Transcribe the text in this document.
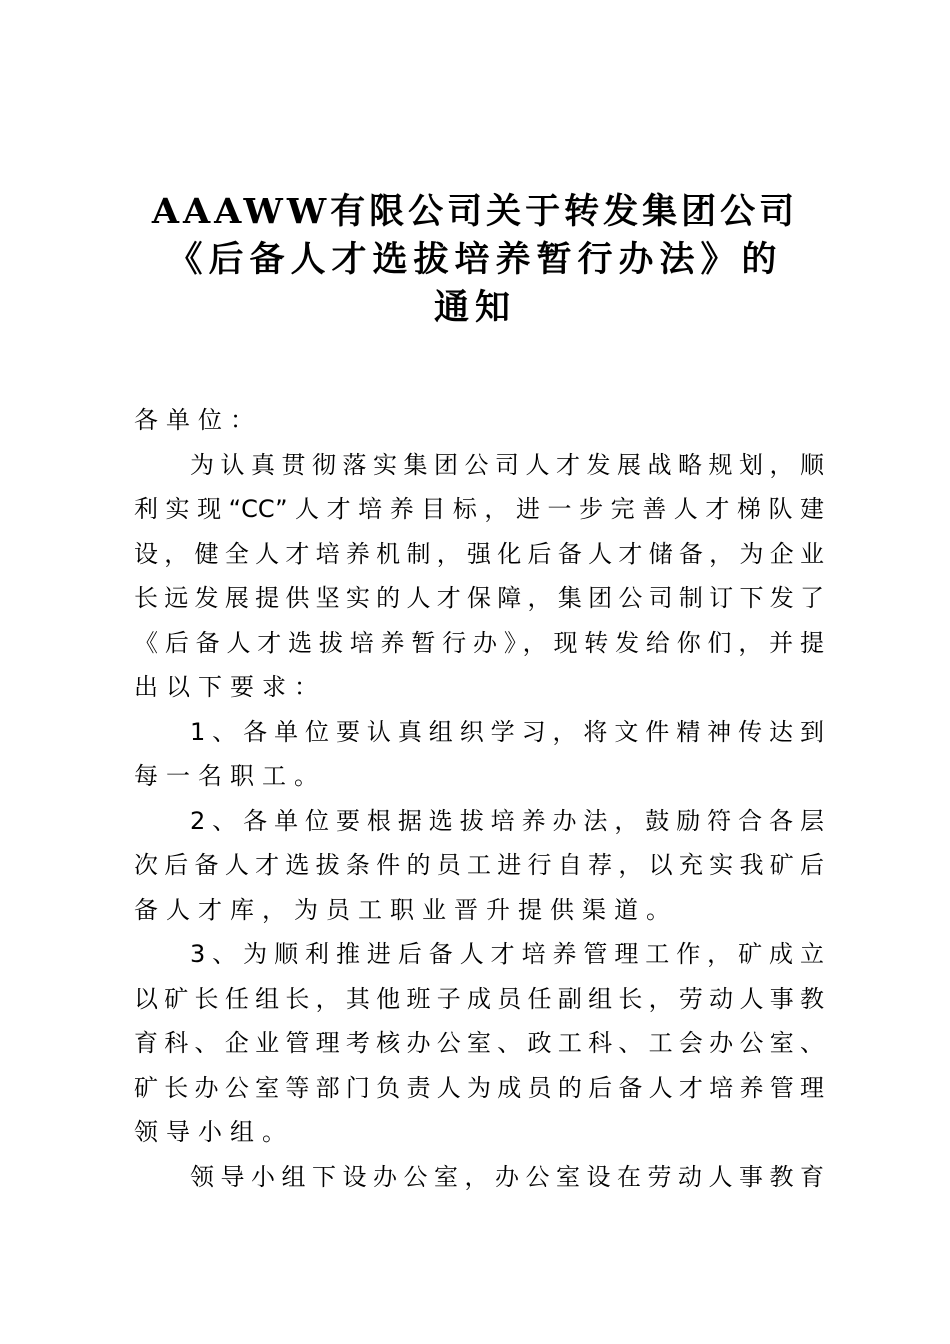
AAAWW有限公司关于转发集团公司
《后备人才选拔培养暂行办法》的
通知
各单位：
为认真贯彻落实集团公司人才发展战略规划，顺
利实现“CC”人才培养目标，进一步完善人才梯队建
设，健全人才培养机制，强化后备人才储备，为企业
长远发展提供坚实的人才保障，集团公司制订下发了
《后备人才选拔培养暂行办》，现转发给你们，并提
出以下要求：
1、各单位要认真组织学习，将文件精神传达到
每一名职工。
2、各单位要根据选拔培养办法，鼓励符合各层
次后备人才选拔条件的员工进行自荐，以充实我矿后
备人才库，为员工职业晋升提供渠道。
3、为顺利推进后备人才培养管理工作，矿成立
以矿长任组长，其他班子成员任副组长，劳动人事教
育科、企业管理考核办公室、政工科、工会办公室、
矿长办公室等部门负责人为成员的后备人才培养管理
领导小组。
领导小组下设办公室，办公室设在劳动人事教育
==========
▶ [Instruction]: Reproduce the entries above without change, omitting all pictures.

▶ [Task answer]:
Transcribe the text in this document.
AAAWW有限公司关于转发集团公司
《后备人才选拔培养暂行办法》的
通知
各单位：
为认真贯彻落实集团公司人才发展战略规划，顺
利实现“CC”人才培养目标，进一步完善人才梯队建
设，健全人才培养机制，强化后备人才储备，为企业
长远发展提供坚实的人才保障，集团公司制订下发了
《后备人才选拔培养暂行办》，现转发给你们，并提
出以下要求：
1、各单位要认真组织学习，将文件精神传达到
每一名职工。
2、各单位要根据选拔培养办法，鼓励符合各层
次后备人才选拔条件的员工进行自荐，以充实我矿后
备人才库，为员工职业晋升提供渠道。
3、为顺利推进后备人才培养管理工作，矿成立
以矿长任组长，其他班子成员任副组长，劳动人事教
育科、企业管理考核办公室、政工科、工会办公室、
矿长办公室等部门负责人为成员的后备人才培养管理
领导小组。
领导小组下设办公室，办公室设在劳动人事教育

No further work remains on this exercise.